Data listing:

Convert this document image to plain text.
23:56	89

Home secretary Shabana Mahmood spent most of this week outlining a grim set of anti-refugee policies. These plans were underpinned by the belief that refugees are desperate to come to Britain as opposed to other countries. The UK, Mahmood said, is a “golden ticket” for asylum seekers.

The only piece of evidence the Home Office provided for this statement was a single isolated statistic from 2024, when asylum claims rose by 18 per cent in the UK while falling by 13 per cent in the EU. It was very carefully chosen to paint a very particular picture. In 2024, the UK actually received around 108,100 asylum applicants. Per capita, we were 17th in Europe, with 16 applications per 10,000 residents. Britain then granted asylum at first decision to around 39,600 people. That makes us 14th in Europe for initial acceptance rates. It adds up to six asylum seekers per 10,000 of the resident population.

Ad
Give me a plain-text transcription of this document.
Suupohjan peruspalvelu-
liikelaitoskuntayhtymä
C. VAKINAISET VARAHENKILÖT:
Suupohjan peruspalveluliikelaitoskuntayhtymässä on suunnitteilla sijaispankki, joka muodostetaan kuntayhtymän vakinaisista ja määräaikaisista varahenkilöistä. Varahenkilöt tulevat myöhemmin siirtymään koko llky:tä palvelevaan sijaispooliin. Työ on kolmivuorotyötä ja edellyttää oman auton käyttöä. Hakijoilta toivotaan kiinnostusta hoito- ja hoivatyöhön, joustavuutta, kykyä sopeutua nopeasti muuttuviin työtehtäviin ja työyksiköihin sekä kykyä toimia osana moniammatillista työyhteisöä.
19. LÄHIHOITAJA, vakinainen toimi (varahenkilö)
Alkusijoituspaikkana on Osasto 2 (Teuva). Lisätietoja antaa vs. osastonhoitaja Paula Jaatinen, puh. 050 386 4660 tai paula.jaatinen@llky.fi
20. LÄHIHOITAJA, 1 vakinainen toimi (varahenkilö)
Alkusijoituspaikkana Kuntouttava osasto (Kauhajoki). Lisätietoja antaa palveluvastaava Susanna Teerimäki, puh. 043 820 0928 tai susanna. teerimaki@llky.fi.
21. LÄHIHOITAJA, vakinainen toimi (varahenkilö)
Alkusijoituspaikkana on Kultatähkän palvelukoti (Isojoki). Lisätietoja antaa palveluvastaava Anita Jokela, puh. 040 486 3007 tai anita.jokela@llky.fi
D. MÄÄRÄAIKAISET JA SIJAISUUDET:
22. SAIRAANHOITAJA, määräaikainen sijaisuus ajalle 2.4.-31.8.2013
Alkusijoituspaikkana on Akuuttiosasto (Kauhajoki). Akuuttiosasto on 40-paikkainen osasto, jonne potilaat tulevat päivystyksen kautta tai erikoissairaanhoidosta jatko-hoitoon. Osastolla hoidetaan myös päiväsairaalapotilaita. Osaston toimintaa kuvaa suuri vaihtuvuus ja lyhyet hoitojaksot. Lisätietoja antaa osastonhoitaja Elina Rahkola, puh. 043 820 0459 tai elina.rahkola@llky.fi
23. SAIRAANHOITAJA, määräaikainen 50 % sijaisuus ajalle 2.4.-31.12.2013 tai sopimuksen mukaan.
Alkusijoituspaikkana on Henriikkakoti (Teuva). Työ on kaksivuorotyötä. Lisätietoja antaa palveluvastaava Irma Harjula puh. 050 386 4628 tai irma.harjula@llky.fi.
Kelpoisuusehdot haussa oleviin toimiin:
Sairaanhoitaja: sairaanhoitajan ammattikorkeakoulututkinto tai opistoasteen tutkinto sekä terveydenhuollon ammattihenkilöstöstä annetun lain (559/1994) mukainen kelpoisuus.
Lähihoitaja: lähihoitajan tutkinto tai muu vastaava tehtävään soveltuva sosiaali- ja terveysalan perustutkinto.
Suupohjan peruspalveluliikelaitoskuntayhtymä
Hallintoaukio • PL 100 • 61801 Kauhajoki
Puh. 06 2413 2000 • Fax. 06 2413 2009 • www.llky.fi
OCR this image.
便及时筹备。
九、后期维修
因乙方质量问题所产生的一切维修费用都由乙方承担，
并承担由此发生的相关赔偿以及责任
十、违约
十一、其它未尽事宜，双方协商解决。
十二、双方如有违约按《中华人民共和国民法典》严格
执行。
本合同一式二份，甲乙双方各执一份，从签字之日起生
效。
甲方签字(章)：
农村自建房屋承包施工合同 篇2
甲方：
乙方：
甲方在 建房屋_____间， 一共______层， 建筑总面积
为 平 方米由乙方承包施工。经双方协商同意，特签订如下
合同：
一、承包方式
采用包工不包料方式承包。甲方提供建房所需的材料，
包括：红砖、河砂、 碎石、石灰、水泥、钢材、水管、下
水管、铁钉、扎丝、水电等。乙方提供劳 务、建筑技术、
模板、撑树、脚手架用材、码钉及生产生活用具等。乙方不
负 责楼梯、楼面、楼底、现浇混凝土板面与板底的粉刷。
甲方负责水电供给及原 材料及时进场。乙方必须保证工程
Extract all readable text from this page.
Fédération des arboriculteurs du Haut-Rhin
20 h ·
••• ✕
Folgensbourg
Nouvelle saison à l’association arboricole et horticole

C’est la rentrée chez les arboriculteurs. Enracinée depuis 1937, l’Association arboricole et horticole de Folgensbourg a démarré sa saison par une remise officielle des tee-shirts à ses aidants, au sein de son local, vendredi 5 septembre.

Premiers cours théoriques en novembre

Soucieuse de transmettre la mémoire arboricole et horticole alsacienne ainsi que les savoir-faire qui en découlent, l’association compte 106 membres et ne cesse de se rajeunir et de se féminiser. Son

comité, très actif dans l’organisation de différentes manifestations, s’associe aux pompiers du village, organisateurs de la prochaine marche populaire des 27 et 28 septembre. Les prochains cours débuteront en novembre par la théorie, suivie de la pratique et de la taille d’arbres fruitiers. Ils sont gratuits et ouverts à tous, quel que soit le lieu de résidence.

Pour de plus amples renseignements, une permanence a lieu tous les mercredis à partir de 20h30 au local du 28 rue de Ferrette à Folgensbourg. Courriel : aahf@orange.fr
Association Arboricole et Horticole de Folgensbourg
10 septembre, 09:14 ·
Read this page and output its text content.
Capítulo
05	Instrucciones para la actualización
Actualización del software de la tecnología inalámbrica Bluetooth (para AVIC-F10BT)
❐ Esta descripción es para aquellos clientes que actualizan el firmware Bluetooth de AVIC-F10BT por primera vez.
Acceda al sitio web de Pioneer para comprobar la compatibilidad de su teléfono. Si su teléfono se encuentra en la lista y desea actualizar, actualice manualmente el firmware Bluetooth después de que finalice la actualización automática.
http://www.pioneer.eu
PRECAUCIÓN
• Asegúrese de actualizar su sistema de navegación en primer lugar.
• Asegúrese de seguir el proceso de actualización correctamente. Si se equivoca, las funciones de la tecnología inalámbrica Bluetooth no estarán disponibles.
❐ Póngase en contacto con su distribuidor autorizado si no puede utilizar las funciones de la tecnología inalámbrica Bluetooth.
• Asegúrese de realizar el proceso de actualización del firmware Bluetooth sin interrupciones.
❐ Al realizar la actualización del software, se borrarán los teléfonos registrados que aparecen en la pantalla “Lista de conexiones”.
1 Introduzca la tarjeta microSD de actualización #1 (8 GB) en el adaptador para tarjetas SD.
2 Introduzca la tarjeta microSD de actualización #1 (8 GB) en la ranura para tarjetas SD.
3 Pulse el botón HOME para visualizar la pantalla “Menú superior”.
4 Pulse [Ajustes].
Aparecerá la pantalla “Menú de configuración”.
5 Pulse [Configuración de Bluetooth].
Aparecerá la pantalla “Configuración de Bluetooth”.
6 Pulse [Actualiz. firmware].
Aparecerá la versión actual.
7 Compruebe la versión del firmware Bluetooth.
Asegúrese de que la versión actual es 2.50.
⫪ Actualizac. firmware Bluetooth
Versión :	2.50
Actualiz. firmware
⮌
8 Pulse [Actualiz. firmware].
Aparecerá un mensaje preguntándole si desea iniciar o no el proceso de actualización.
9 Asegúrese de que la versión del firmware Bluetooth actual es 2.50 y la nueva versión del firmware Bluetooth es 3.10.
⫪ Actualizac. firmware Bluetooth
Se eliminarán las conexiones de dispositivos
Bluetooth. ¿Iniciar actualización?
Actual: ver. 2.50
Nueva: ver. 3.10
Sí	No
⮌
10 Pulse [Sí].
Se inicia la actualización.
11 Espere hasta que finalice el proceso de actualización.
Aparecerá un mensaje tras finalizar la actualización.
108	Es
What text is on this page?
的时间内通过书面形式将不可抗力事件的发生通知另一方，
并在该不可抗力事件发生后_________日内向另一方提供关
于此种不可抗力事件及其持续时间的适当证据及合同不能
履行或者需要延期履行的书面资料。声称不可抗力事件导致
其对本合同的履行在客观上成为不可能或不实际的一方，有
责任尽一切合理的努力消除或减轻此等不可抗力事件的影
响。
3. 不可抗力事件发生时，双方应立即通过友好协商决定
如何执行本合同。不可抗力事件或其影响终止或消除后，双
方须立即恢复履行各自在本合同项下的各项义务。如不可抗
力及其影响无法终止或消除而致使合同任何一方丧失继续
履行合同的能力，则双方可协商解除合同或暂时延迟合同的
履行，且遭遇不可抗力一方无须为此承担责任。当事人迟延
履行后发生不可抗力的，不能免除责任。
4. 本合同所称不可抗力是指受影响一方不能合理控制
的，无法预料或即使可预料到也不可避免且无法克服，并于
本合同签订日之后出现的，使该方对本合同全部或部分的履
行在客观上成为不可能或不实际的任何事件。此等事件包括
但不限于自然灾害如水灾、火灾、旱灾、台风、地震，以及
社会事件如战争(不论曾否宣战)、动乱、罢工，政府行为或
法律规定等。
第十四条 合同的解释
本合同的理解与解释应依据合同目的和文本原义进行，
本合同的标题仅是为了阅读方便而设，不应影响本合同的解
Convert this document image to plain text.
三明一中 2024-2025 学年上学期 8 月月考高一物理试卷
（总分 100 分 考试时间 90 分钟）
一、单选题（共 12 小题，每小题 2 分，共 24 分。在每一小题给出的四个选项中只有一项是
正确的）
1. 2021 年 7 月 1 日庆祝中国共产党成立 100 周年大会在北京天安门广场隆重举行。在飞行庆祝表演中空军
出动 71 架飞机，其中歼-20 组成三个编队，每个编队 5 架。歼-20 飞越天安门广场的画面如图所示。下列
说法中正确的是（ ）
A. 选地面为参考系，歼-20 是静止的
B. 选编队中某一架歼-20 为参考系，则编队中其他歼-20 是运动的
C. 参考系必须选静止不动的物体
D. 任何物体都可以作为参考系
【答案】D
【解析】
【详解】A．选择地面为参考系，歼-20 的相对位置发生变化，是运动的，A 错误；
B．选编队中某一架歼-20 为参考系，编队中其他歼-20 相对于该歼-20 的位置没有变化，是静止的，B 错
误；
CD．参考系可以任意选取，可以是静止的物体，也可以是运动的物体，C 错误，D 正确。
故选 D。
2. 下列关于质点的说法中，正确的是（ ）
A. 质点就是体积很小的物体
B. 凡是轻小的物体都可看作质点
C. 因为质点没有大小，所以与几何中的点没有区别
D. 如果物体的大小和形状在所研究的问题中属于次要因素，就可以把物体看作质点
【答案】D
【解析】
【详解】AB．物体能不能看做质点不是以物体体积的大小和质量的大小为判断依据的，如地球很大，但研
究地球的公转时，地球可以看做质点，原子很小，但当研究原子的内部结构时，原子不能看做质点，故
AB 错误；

**Request:**
Count how many lines hold the string "lieu" and give that number alone.

**Exercise result:**
2